┌──

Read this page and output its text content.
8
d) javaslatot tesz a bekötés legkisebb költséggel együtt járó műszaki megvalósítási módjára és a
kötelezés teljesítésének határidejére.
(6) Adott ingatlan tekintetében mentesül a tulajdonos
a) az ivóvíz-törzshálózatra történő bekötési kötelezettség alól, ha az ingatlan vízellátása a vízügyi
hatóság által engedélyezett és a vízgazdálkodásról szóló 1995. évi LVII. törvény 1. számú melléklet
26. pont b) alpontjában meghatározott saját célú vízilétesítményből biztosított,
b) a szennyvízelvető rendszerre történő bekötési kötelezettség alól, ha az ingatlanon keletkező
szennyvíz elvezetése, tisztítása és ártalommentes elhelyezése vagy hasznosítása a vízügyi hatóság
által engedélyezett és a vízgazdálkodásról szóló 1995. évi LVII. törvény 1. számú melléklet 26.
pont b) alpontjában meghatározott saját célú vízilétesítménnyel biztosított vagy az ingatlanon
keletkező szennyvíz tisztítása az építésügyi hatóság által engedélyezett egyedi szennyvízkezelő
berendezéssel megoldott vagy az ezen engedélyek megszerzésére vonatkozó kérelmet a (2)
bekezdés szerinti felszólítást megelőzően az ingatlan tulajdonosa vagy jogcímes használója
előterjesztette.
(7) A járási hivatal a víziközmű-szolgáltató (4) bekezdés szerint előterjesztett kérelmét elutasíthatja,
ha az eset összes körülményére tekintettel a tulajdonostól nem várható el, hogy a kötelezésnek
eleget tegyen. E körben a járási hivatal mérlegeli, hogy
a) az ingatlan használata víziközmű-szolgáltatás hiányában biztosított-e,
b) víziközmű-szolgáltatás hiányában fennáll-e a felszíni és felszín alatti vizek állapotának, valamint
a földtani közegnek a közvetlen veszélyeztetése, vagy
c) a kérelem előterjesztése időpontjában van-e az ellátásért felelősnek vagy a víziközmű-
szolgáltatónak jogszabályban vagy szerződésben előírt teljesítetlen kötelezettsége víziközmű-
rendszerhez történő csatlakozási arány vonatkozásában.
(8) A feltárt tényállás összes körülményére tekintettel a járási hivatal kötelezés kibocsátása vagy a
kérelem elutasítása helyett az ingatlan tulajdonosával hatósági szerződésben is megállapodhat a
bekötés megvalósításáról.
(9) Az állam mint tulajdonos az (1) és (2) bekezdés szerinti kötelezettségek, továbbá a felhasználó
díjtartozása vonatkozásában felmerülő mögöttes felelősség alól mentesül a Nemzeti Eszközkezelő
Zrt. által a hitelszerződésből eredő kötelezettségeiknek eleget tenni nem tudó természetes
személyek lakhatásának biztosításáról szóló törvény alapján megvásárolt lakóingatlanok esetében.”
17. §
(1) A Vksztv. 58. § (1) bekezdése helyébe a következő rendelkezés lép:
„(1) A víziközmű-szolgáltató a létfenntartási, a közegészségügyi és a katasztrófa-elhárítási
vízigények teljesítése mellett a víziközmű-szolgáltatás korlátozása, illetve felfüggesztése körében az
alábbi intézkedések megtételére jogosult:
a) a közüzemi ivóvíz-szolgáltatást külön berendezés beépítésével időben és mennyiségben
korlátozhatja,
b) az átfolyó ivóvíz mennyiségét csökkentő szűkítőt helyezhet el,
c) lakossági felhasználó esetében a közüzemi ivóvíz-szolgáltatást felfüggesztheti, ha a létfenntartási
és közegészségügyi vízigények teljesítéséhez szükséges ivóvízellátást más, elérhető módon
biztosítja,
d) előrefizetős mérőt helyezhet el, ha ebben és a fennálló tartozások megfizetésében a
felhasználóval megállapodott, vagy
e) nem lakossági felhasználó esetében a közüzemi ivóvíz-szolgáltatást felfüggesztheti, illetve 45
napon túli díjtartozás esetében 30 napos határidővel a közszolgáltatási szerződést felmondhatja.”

└──

WRITTEN PROBLEM: From the first line to the last, please quote the material above exactly.

WORKED SOLUTION:
Read this page and output its text content.
8
d) javaslatot tesz a bekötés legkisebb költséggel együtt járó műszaki megvalósítási módjára és a
kötelezés teljesítésének határidejére.
(6) Adott ingatlan tekintetében mentesül a tulajdonos
a) az ivóvíz-törzshálózatra történő bekötési kötelezettség alól, ha az ingatlan vízellátása a vízügyi
hatóság által engedélyezett és a vízgazdálkodásról szóló 1995. évi LVII. törvény 1. számú melléklet
26. pont b) alpontjában meghatározott saját célú vízilétesítményből biztosított,
b) a szennyvízelvető rendszerre történő bekötési kötelezettség alól, ha az ingatlanon keletkező
szennyvíz elvezetése, tisztítása és ártalommentes elhelyezése vagy hasznosítása a vízügyi hatóság
által engedélyezett és a vízgazdálkodásról szóló 1995. évi LVII. törvény 1. számú melléklet 26.
pont b) alpontjában meghatározott saját célú vízilétesítménnyel biztosított vagy az ingatlanon
keletkező szennyvíz tisztítása az építésügyi hatóság által engedélyezett egyedi szennyvízkezelő
berendezéssel megoldott vagy az ezen engedélyek megszerzésére vonatkozó kérelmet a (2)
bekezdés szerinti felszólítást megelőzően az ingatlan tulajdonosa vagy jogcímes használója
előterjesztette.
(7) A járási hivatal a víziközmű-szolgáltató (4) bekezdés szerint előterjesztett kérelmét elutasíthatja,
ha az eset összes körülményére tekintettel a tulajdonostól nem várható el, hogy a kötelezésnek
eleget tegyen. E körben a járási hivatal mérlegeli, hogy
a) az ingatlan használata víziközmű-szolgáltatás hiányában biztosított-e,
b) víziközmű-szolgáltatás hiányában fennáll-e a felszíni és felszín alatti vizek állapotának, valamint
a földtani közegnek a közvetlen veszélyeztetése, vagy
c) a kérelem előterjesztése időpontjában van-e az ellátásért felelősnek vagy a víziközmű-
szolgáltatónak jogszabályban vagy szerződésben előírt teljesítetlen kötelezettsége víziközmű-
rendszerhez történő csatlakozási arány vonatkozásában.
(8) A feltárt tényállás összes körülményére tekintettel a járási hivatal kötelezés kibocsátása vagy a
kérelem elutasítása helyett az ingatlan tulajdonosával hatósági szerződésben is megállapodhat a
bekötés megvalósításáról.
(9) Az állam mint tulajdonos az (1) és (2) bekezdés szerinti kötelezettségek, továbbá a felhasználó
díjtartozása vonatkozásában felmerülő mögöttes felelősség alól mentesül a Nemzeti Eszközkezelő
Zrt. által a hitelszerződésből eredő kötelezettségeiknek eleget tenni nem tudó természetes
személyek lakhatásának biztosításáról szóló törvény alapján megvásárolt lakóingatlanok esetében.”
17. §
(1) A Vksztv. 58. § (1) bekezdése helyébe a következő rendelkezés lép:
„(1) A víziközmű-szolgáltató a létfenntartási, a közegészségügyi és a katasztrófa-elhárítási
vízigények teljesítése mellett a víziközmű-szolgáltatás korlátozása, illetve felfüggesztése körében az
alábbi intézkedések megtételére jogosult:
a) a közüzemi ivóvíz-szolgáltatást külön berendezés beépítésével időben és mennyiségben
korlátozhatja,
b) az átfolyó ivóvíz mennyiségét csökkentő szűkítőt helyezhet el,
c) lakossági felhasználó esetében a közüzemi ivóvíz-szolgáltatást felfüggesztheti, ha a létfenntartási
és közegészségügyi vízigények teljesítéséhez szükséges ivóvízellátást más, elérhető módon
biztosítja,
d) előrefizetős mérőt helyezhet el, ha ebben és a fennálló tartozások megfizetésében a
felhasználóval megállapodott, vagy
e) nem lakossági felhasználó esetében a közüzemi ivóvíz-szolgáltatást felfüggesztheti, illetve 45
napon túli díjtartozás esetében 30 napos határidővel a közszolgáltatási szerződést felmondhatja.”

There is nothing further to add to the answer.